> **TEXT PROVIDED**:
════════
# Kindle Celebs



## cheerio (May 16, 2009)

List of celebs that currently use their Kindle
http://www.kindlenewsandreviews.com/category/celebrity-kindle/


----------



## Anju  (Nov 8, 2008)

hrumph, that's not very many!  What about Oprah? and aren't there some others my aging brain does not remember?


----------



## Ann in Arlington (Oct 27, 2008)

I agree, Dona, it seems I've heard of lots of others. . . .and the latest update on that site is months ago.  (Plus I didn't recognize about half the names. . . . . . .)


----------



## kevindorsey (Mar 4, 2009)

MOre and more of them everyday it seems.  Random tidbits I see almost every week witha new celebrity with a kindle.


----------



## cheerio (May 16, 2009)

That was the first site i have found that actually has a list


----------



## loca (Jan 3, 2010)

I saw my newscaster with a K2.  Even local celebrities are getting on the wagon.


----------



## carlobee (Jul 21, 2009)

Probably soon they will be using it to study their script.


----------



## cheerio (May 16, 2009)

would save on weight but probably not functional with as big as the scripts are


----------



## Mike D. aka jmiked (Oct 28, 2008)

I believe I can truthfully say that there isn't one celebrity on that list from whom I would take a recommendation for just about anything.   

Mike


----------



## BTackitt (Dec 15, 2008)

Maybe not, but going back through their list, I found this:
http://www.kindlenewsandreviews.com/kindle-appears-in-verizon-commercial/

and if my eyeballs are not deceiving me, that is a K1 WITH SKIN in his hand


----------



## WilliamM (Feb 10, 2009)

jmiked said:


> I believe I can truthfully say that there isn't one celebrity on that list from whom I would take a recommendation for just about anything.
> 
> Mike


have to agree Mike..I dont need some celebrity to justify my purchase of a Kindle. Im sure some of them use a lot of the same products I buy. Good for them


----------



## F1Wild (Jun 15, 2009)

A celeb who uses a Kindle for environmental (and I'm sure other) reasons is Ed Begley, Jr.  He has used it on-camera on his "Living With Ed" show and seems to have it with him whenever he travels and does a talk.  I'm not one to follow the celeb-trends, but I do feel his advice on environmental issues goes way back - even way before it was trendy.

BTW, I wonder how or why these particular celebs are listed with Amazon?  Are they paid to endorse?  A noted missing celeb would have to be Demi Moore - she tweets about her Kindle all the time and was one of the first who gushed out it to the public (wasn't she the one who introduced it to Oprah?).


----------



## kevindorsey (Mar 4, 2009)

carlobee said:


> Probably soon they will be using it to study their script.


Funny, that they are even called news "casters". They should be called news readers.


----------



## F1Wild (Jun 15, 2009)

kevindorsey said:


> Funny, that they are even called news "casters". They should be called news readers.


Funny, that it should even be considered news. It should be called "opinion reading".

Sorry, had to mini-vent for I find the USA "news" lacking in world content. OK, rant over.


----------



## Sparkplug (Feb 13, 2009)

Some others that come to mind... Jimmy Fallon, Matthew Broderick and John Mayer.
════════
> **RECORDED INFORMATION**:
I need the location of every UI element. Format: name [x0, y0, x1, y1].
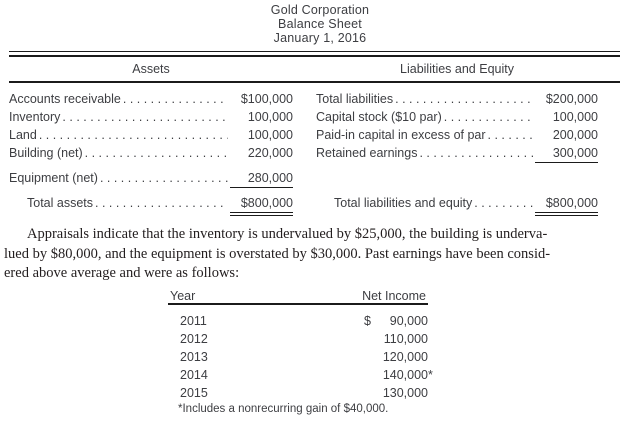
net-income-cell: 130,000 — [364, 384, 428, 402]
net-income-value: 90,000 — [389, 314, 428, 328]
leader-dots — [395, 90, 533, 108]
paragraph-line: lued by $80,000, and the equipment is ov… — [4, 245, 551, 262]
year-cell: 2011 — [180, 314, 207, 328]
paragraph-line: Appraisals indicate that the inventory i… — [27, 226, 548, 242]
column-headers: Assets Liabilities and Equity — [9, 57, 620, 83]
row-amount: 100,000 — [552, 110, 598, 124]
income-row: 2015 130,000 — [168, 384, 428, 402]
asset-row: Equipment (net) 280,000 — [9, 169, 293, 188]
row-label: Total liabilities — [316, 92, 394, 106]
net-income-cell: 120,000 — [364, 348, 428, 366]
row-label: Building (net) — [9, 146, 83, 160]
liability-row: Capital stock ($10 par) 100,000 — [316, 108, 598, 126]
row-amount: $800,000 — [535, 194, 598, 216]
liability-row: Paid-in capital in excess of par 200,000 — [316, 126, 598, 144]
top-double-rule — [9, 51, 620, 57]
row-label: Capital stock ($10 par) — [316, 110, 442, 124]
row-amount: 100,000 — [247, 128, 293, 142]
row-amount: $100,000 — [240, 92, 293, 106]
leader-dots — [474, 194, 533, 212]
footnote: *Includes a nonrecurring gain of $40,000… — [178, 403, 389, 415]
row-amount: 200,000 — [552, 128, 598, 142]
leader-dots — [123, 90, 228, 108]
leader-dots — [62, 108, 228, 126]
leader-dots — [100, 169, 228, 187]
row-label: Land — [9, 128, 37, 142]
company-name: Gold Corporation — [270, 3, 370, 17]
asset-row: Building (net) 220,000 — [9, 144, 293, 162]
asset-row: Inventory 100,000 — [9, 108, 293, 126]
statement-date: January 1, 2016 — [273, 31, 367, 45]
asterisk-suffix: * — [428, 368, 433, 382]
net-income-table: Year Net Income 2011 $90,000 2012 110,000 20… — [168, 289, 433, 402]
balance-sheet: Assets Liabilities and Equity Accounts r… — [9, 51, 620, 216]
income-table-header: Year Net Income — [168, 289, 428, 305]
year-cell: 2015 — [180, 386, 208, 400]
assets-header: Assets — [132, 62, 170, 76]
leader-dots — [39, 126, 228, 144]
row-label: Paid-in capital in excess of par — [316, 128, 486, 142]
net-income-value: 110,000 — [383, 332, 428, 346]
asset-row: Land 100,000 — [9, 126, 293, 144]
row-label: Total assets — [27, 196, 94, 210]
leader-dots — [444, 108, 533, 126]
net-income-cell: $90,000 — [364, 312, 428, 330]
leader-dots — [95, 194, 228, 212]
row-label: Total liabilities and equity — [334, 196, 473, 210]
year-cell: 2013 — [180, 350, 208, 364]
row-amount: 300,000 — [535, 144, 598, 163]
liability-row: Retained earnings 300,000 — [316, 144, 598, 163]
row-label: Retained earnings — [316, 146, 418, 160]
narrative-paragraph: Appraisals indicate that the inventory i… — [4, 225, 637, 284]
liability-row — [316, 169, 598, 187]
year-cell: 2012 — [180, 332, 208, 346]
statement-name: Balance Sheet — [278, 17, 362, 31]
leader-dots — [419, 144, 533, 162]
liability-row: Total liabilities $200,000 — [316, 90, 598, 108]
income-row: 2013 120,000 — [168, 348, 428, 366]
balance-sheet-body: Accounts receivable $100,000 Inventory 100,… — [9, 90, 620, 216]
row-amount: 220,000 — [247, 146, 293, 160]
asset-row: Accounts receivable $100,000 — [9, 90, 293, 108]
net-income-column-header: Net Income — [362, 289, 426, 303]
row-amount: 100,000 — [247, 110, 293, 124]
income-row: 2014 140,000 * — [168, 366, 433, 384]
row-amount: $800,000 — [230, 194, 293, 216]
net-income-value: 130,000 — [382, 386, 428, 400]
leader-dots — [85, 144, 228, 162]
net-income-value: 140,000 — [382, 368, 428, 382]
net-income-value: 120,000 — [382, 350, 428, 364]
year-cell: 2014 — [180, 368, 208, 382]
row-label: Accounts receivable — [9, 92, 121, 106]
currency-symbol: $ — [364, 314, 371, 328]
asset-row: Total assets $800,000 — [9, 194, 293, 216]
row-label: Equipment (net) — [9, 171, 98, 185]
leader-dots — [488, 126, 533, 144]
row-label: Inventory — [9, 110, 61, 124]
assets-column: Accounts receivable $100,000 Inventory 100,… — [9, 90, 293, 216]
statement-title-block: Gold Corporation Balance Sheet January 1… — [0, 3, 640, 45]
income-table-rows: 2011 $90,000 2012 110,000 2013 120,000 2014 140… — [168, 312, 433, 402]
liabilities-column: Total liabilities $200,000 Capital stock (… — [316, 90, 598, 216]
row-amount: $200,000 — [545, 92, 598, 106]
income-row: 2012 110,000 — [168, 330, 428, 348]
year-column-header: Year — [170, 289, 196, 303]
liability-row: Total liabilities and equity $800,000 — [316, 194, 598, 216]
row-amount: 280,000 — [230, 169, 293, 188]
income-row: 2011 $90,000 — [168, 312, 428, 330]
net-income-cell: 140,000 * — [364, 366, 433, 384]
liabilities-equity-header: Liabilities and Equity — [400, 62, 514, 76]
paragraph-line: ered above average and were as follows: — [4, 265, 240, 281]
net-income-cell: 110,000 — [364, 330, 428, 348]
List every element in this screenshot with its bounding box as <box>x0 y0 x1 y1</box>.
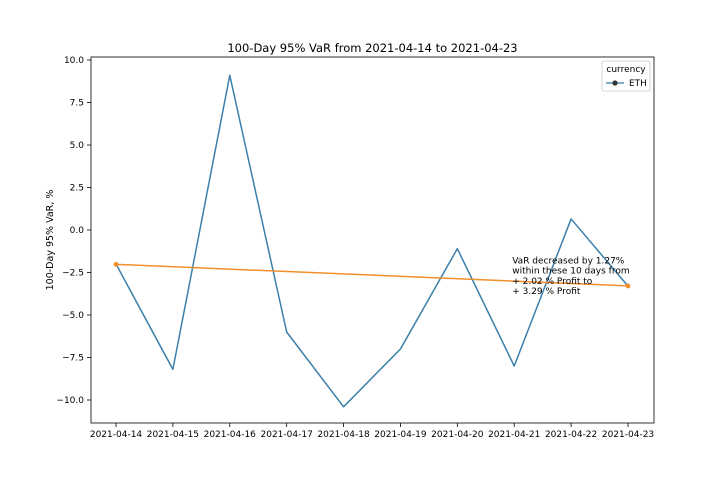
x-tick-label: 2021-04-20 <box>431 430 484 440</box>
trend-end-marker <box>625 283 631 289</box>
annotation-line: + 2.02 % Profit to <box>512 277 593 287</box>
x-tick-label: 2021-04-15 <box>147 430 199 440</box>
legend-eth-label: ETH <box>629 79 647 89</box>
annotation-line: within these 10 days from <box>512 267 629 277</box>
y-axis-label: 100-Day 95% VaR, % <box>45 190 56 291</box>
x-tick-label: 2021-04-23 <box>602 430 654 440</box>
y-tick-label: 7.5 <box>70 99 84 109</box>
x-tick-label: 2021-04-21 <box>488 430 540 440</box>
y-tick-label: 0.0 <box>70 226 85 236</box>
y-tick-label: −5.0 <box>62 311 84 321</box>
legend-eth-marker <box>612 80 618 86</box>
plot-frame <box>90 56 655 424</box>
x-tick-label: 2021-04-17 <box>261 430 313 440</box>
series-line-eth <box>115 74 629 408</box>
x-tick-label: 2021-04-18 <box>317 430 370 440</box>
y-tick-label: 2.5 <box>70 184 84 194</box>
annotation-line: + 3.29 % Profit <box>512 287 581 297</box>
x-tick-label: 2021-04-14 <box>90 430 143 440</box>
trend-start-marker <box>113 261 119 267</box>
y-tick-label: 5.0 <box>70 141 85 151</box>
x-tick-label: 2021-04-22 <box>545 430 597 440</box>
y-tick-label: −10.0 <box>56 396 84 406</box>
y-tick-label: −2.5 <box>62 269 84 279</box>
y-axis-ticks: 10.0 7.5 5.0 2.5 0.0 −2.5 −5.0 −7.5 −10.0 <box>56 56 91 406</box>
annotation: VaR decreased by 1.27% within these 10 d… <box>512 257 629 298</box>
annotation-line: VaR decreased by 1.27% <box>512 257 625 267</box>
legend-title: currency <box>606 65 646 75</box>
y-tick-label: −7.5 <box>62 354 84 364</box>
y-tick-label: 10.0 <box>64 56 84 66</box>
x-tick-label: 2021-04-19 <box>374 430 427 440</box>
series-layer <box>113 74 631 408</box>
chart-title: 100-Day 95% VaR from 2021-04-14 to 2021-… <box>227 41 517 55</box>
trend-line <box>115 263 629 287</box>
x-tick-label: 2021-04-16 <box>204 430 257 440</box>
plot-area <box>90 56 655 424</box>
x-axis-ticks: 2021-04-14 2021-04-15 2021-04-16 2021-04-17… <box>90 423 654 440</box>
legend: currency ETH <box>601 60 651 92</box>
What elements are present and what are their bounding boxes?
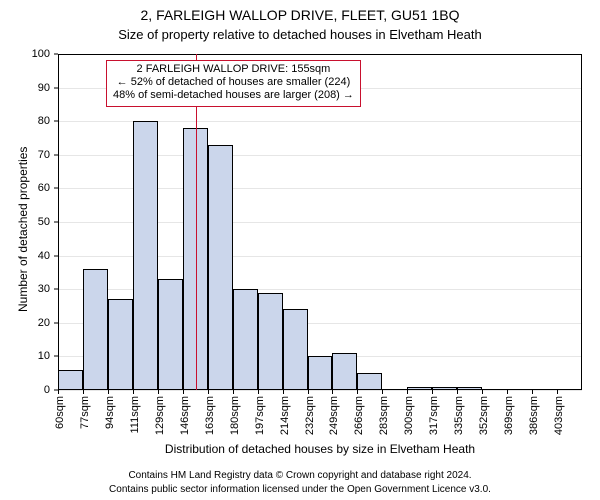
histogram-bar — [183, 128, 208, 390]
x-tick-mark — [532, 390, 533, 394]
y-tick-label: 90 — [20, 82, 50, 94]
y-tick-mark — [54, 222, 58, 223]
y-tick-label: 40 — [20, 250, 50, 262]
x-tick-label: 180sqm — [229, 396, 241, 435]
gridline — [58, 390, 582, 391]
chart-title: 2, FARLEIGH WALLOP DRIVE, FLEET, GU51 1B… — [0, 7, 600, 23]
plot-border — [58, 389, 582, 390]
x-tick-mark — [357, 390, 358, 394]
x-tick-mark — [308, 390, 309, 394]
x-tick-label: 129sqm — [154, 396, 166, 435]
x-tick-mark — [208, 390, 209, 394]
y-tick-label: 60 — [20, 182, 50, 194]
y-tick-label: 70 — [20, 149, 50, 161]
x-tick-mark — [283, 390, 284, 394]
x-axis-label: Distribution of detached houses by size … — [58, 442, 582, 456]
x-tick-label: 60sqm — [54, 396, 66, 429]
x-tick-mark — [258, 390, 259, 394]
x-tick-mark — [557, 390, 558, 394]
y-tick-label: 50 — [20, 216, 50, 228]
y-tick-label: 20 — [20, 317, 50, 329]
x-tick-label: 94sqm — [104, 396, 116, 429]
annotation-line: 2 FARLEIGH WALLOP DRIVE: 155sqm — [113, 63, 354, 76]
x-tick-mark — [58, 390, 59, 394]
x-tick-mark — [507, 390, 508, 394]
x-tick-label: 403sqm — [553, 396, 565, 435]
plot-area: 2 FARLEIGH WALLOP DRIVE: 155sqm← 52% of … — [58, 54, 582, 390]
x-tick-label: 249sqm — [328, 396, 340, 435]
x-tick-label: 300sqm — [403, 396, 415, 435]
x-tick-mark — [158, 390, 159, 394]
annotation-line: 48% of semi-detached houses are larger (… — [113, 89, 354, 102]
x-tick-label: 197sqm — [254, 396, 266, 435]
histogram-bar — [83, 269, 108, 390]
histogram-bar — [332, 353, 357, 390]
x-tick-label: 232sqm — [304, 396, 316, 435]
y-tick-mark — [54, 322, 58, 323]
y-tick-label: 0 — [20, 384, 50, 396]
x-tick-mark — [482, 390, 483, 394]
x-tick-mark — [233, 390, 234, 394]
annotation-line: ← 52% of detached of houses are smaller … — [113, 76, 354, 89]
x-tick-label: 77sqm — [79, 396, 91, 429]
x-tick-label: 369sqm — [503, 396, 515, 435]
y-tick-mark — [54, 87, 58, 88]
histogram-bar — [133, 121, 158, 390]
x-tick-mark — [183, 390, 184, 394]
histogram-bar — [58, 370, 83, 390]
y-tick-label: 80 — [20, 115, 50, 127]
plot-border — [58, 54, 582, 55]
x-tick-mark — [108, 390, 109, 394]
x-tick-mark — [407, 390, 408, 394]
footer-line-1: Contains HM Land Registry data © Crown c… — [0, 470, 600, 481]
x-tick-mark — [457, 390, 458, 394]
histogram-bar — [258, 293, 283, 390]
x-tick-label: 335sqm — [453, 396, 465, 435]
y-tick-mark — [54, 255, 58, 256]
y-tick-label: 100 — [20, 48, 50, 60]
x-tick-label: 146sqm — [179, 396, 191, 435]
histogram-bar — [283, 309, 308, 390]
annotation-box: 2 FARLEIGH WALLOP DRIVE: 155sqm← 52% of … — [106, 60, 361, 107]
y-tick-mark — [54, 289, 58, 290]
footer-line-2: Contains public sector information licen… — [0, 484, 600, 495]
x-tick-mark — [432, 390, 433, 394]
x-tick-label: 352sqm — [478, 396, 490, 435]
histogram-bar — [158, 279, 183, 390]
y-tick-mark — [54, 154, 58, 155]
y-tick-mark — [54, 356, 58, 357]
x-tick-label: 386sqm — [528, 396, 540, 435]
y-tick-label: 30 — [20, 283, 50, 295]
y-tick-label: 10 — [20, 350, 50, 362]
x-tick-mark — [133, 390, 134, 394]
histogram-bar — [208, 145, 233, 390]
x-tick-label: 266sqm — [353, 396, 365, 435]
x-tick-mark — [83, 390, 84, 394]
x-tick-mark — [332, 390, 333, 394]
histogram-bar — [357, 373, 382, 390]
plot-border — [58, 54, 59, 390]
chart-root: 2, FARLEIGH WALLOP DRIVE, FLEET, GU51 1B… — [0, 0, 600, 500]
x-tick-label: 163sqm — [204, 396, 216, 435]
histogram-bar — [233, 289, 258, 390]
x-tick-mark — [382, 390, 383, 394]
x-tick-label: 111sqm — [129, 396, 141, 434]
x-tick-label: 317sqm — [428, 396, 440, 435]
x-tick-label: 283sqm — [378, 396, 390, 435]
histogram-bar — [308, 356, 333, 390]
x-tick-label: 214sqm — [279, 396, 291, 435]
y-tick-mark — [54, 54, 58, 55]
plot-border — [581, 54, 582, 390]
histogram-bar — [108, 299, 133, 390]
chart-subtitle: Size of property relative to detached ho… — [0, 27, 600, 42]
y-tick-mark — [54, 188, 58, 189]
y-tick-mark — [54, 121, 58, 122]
════════
> **WHAT TO DO**:
1) In the Kindle celebrities thread, on which show has Ed Begley, Jr. used his Kindle on camera?
2) Carry on the forum thread about celebrities who use the Kindle, picking up after its last post.

> **REPLIES**:
1) His "Living With Ed" show.

2)
----------



## HappyGuy (Nov 3, 2008)

kevindorsey said:


> Funny, that they are even called news "casters". They should be called news readers.


No, newscaster is problably right. When you cast something you throw it out there. Newscasters throw the "news" out there and hope someone will actually believe them! :>)


----------



## geoffthomas (Feb 27, 2009)

Aw c'mon.
We have 8900+ "celebs" with Kindles right here!

They are called KB members.

Just sayin......


----------



## Anju  (Nov 8, 2008)

Good one Geoff 

just replyin' ..........


----------



## Scheherazade (Apr 11, 2009)

I heard Jennifer Koppleman Hutt say how much she loved her Kindle last night on their Sirius version of "Whatever!" but it didn't sound as if Alexis was much into it and I doubt Martha uses one of she'd have probably mentioned it.  I can see both of them being book snobs though.  But it was fun to hear how much she loved hers, and the caller happened to have one as well when she mentioned it during a discussion on a book they were suggesting.


----------



## cheerio (May 16, 2009)

geoffthomas said:


> Aw c'mon.
> We have 8900+ "celebs" with Kindles right here!
> 
> They are called KB members.
> ...


LOL


----------



## loca (Jan 3, 2010)

Amazon doesn't need much advertising with celebs doing all the work


----------



## Dana (Dec 4, 2009)

carlobee said:


> Probably soon they will be using it to study their script.


Yes, Kindles are being used for scripts... You can read about it here and download a copy of the Avatar script that's already been converted if you like. 

http://kindleworld.blogspot.com/2010/01/kindle-gets-more-roles-in-hollywood.html


----------



## Tris (Oct 30, 2008)

A couple of lesser know celebs are: Ming-Na (ER and Joy Luck Club) and David Blue ("Logan" on Moonlight and Ugly Betty).  I pop in and read their twitter stuff and they both got one in the past month or so.

Tris


----------



## Brenda Carroll (May 21, 2009)

What would be even more interesting than just knowing who owned a Kindle would be knowing if any of those 'big name' people visit our forums?    Of course, I would never tell if say... Rudy Giuliani wanted to send me a PM and tell me his screen name... I'm just saying it would be OK, absolutely OK, if Jennifer Anniston or Brad Pitt or Angelina Jolie or Oprah or... well, you know who you are


----------



## cheerio (May 16, 2009)

loca said:


> Amazon doesn't need much advertising with celebs doing all the work


I think there are more closet Kindle celebs out there


----------



## Richard in W.Orange (Nov 24, 2009)

carlobee said:


> Probably soon they will be using it to study their script.


That would be a smart move on the original works... I know that I am converting scripts and scores to PDF (high speed scanner anyone?) so that I can have them with me on the train ... Ragime is in my Kindle now, as soon as I have the hard copy RENT will be. I keep hoping the rights holders/licensors will start making scripts and scores available by PDF


----------



## Ann in Arlington (Oct 27, 2008)

There was a thread somewhere about how some studios are using Kindles to distribute scripts.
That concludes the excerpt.